▶ [Task objective] Copy every entry precisely.

▶ [Supplied data]
|---|
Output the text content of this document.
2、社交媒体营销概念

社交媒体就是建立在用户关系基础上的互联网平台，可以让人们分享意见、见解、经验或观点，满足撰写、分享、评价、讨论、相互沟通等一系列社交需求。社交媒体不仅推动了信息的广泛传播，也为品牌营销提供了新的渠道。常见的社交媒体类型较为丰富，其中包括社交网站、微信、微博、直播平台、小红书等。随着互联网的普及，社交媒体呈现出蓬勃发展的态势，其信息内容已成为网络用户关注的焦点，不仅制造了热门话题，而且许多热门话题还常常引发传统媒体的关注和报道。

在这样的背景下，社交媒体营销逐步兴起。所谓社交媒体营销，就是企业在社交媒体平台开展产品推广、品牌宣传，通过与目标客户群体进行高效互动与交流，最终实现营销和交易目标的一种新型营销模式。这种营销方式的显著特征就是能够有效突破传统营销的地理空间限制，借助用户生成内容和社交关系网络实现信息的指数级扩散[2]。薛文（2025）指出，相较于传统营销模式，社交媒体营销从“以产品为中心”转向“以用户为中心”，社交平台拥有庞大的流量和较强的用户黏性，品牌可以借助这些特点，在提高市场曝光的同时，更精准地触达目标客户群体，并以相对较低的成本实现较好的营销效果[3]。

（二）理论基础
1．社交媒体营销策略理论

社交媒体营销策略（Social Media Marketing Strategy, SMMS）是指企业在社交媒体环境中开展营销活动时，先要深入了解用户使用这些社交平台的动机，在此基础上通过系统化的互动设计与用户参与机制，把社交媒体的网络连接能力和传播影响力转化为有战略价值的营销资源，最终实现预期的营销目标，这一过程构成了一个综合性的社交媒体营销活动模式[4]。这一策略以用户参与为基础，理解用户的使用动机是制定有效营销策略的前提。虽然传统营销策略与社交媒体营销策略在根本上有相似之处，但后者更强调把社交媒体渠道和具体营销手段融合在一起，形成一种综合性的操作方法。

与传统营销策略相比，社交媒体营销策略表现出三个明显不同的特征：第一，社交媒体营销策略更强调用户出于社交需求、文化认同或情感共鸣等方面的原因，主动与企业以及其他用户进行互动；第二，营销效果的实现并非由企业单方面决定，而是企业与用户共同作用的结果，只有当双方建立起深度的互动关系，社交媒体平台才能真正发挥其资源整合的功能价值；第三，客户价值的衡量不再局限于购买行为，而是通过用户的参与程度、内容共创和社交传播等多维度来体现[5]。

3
|---|
▶ [Completed exercise]
Output the text content of this document.
2、社交媒体营销概念

社交媒体就是建立在用户关系基础上的互联网平台，可以让人们分享意见、见解、经验或观点，满足撰写、分享、评价、讨论、相互沟通等一系列社交需求。社交媒体不仅推动了信息的广泛传播，也为品牌营销提供了新的渠道。常见的社交媒体类型较为丰富，其中包括社交网站、微信、微博、直播平台、小红书等。随着互联网的普及，社交媒体呈现出蓬勃发展的态势，其信息内容已成为网络用户关注的焦点，不仅制造了热门话题，而且许多热门话题还常常引发传统媒体的关注和报道。

在这样的背景下，社交媒体营销逐步兴起。所谓社交媒体营销，就是企业在社交媒体平台开展产品推广、品牌宣传，通过与目标客户群体进行高效互动与交流，最终实现营销和交易目标的一种新型营销模式。这种营销方式的显著特征就是能够有效突破传统营销的地理空间限制，借助用户生成内容和社交关系网络实现信息的指数级扩散[2]。薛文（2025）指出，相较于传统营销模式，社交媒体营销从“以产品为中心”转向“以用户为中心”，社交平台拥有庞大的流量和较强的用户黏性，品牌可以借助这些特点，在提高市场曝光的同时，更精准地触达目标客户群体，并以相对较低的成本实现较好的营销效果[3]。

（二）理论基础
1．社交媒体营销策略理论

社交媒体营销策略（Social Media Marketing Strategy, SMMS）是指企业在社交媒体环境中开展营销活动时，先要深入了解用户使用这些社交平台的动机，在此基础上通过系统化的互动设计与用户参与机制，把社交媒体的网络连接能力和传播影响力转化为有战略价值的营销资源，最终实现预期的营销目标，这一过程构成了一个综合性的社交媒体营销活动模式[4]。这一策略以用户参与为基础，理解用户的使用动机是制定有效营销策略的前提。虽然传统营销策略与社交媒体营销策略在根本上有相似之处，但后者更强调把社交媒体渠道和具体营销手段融合在一起，形成一种综合性的操作方法。

与传统营销策略相比，社交媒体营销策略表现出三个明显不同的特征：第一，社交媒体营销策略更强调用户出于社交需求、文化认同或情感共鸣等方面的原因，主动与企业以及其他用户进行互动；第二，营销效果的实现并非由企业单方面决定，而是企业与用户共同作用的结果，只有当双方建立起深度的互动关系，社交媒体平台才能真正发挥其资源整合的功能价值；第三，客户价值的衡量不再局限于购买行为，而是通过用户的参与程度、内容共创和社交传播等多维度来体现[5]。

3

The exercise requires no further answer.